— start RECORDS SUPPLIED —

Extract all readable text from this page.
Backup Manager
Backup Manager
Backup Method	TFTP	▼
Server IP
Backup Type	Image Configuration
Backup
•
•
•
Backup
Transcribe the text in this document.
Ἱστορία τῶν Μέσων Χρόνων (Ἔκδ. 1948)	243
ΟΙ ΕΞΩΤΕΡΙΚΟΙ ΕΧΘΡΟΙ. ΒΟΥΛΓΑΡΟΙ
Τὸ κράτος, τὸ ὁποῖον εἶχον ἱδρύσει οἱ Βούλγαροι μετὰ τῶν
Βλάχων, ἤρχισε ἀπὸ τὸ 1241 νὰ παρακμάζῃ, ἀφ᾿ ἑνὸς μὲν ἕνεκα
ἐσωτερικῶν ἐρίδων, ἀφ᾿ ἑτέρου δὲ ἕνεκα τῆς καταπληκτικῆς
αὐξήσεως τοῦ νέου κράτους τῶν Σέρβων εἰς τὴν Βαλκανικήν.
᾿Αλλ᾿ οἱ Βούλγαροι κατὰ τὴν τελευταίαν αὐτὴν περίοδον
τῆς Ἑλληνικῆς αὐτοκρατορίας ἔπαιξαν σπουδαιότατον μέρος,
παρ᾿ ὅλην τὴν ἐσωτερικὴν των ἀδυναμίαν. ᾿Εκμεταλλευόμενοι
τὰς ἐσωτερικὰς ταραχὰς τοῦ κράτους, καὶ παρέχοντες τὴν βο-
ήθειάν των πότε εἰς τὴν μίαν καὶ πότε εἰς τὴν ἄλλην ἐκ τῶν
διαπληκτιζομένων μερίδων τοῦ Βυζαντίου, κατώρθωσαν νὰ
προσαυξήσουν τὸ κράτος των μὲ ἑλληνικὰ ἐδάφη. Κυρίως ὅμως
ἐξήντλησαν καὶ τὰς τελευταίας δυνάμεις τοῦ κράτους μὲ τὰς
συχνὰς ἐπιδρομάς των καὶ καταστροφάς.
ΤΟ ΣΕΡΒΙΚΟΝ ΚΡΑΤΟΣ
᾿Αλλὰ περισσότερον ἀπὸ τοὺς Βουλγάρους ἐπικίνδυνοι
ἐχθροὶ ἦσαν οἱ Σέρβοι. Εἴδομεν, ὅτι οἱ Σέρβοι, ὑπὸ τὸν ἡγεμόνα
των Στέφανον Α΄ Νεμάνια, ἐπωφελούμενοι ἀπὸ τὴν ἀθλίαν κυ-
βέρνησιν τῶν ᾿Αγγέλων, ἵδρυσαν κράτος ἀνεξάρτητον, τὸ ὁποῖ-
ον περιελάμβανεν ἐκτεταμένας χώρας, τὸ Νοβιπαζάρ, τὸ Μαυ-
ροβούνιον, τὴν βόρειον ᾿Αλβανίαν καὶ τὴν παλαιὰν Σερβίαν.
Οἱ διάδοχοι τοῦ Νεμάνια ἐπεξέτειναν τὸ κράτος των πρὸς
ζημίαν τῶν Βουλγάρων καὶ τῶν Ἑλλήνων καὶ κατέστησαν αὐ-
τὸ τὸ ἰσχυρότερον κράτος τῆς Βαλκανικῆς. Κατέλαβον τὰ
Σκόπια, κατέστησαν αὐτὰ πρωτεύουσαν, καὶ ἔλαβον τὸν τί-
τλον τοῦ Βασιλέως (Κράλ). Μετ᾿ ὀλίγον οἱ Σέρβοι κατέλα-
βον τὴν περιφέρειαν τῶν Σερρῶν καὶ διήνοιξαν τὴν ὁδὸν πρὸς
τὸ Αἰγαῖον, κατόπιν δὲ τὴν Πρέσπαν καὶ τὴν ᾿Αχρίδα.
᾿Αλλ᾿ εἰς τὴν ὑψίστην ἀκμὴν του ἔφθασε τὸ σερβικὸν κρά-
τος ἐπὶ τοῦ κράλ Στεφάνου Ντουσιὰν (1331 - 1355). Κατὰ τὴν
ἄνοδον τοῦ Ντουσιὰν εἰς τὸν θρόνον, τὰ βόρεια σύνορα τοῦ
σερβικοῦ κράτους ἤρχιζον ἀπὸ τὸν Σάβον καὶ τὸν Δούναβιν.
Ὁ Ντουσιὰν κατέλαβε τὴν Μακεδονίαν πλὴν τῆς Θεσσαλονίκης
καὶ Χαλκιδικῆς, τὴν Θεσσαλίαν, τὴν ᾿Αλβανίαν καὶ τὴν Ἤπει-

— end RECORDS SUPPLIED —

Copy the material above, line for line.

**RESULT FOR THIS EXERCISE:**
Extract all readable text from this page.
Backup Manager
Backup Manager
Backup Method	TFTP	▼
Server IP
Backup Type	Image Configuration
Backup
•
•
•
Backup
Transcribe the text in this document.
Ἱστορία τῶν Μέσων Χρόνων (Ἔκδ. 1948)	243
ΟΙ ΕΞΩΤΕΡΙΚΟΙ ΕΧΘΡΟΙ. ΒΟΥΛΓΑΡΟΙ
Τὸ κράτος, τὸ ὁποῖον εἶχον ἱδρύσει οἱ Βούλγαροι μετὰ τῶν
Βλάχων, ἤρχισε ἀπὸ τὸ 1241 νὰ παρακμάζῃ, ἀφ᾿ ἑνὸς μὲν ἕνεκα
ἐσωτερικῶν ἐρίδων, ἀφ᾿ ἑτέρου δὲ ἕνεκα τῆς καταπληκτικῆς
αὐξήσεως τοῦ νέου κράτους τῶν Σέρβων εἰς τὴν Βαλκανικήν.
᾿Αλλ᾿ οἱ Βούλγαροι κατὰ τὴν τελευταίαν αὐτὴν περίοδον
τῆς Ἑλληνικῆς αὐτοκρατορίας ἔπαιξαν σπουδαιότατον μέρος,
παρ᾿ ὅλην τὴν ἐσωτερικὴν των ἀδυναμίαν. ᾿Εκμεταλλευόμενοι
τὰς ἐσωτερικὰς ταραχὰς τοῦ κράτους, καὶ παρέχοντες τὴν βο-
ήθειάν των πότε εἰς τὴν μίαν καὶ πότε εἰς τὴν ἄλλην ἐκ τῶν
διαπληκτιζομένων μερίδων τοῦ Βυζαντίου, κατώρθωσαν νὰ
προσαυξήσουν τὸ κράτος των μὲ ἑλληνικὰ ἐδάφη. Κυρίως ὅμως
ἐξήντλησαν καὶ τὰς τελευταίας δυνάμεις τοῦ κράτους μὲ τὰς
συχνὰς ἐπιδρομάς των καὶ καταστροφάς.
ΤΟ ΣΕΡΒΙΚΟΝ ΚΡΑΤΟΣ
᾿Αλλὰ περισσότερον ἀπὸ τοὺς Βουλγάρους ἐπικίνδυνοι
ἐχθροὶ ἦσαν οἱ Σέρβοι. Εἴδομεν, ὅτι οἱ Σέρβοι, ὑπὸ τὸν ἡγεμόνα
των Στέφανον Α΄ Νεμάνια, ἐπωφελούμενοι ἀπὸ τὴν ἀθλίαν κυ-
βέρνησιν τῶν ᾿Αγγέλων, ἵδρυσαν κράτος ἀνεξάρτητον, τὸ ὁποῖ-
ον περιελάμβανεν ἐκτεταμένας χώρας, τὸ Νοβιπαζάρ, τὸ Μαυ-
ροβούνιον, τὴν βόρειον ᾿Αλβανίαν καὶ τὴν παλαιὰν Σερβίαν.
Οἱ διάδοχοι τοῦ Νεμάνια ἐπεξέτειναν τὸ κράτος των πρὸς
ζημίαν τῶν Βουλγάρων καὶ τῶν Ἑλλήνων καὶ κατέστησαν αὐ-
τὸ τὸ ἰσχυρότερον κράτος τῆς Βαλκανικῆς. Κατέλαβον τὰ
Σκόπια, κατέστησαν αὐτὰ πρωτεύουσαν, καὶ ἔλαβον τὸν τί-
τλον τοῦ Βασιλέως (Κράλ). Μετ᾿ ὀλίγον οἱ Σέρβοι κατέλα-
βον τὴν περιφέρειαν τῶν Σερρῶν καὶ διήνοιξαν τὴν ὁδὸν πρὸς
τὸ Αἰγαῖον, κατόπιν δὲ τὴν Πρέσπαν καὶ τὴν ᾿Αχρίδα.
᾿Αλλ᾿ εἰς τὴν ὑψίστην ἀκμὴν του ἔφθασε τὸ σερβικὸν κρά-
τος ἐπὶ τοῦ κράλ Στεφάνου Ντουσιὰν (1331 - 1355). Κατὰ τὴν
ἄνοδον τοῦ Ντουσιὰν εἰς τὸν θρόνον, τὰ βόρεια σύνορα τοῦ
σερβικοῦ κράτους ἤρχιζον ἀπὸ τὸν Σάβον καὶ τὸν Δούναβιν.
Ὁ Ντουσιὰν κατέλαβε τὴν Μακεδονίαν πλὴν τῆς Θεσσαλονίκης
καὶ Χαλκιδικῆς, τὴν Θεσσαλίαν, τὴν ᾿Αλβανίαν καὶ τὴν Ἤπει-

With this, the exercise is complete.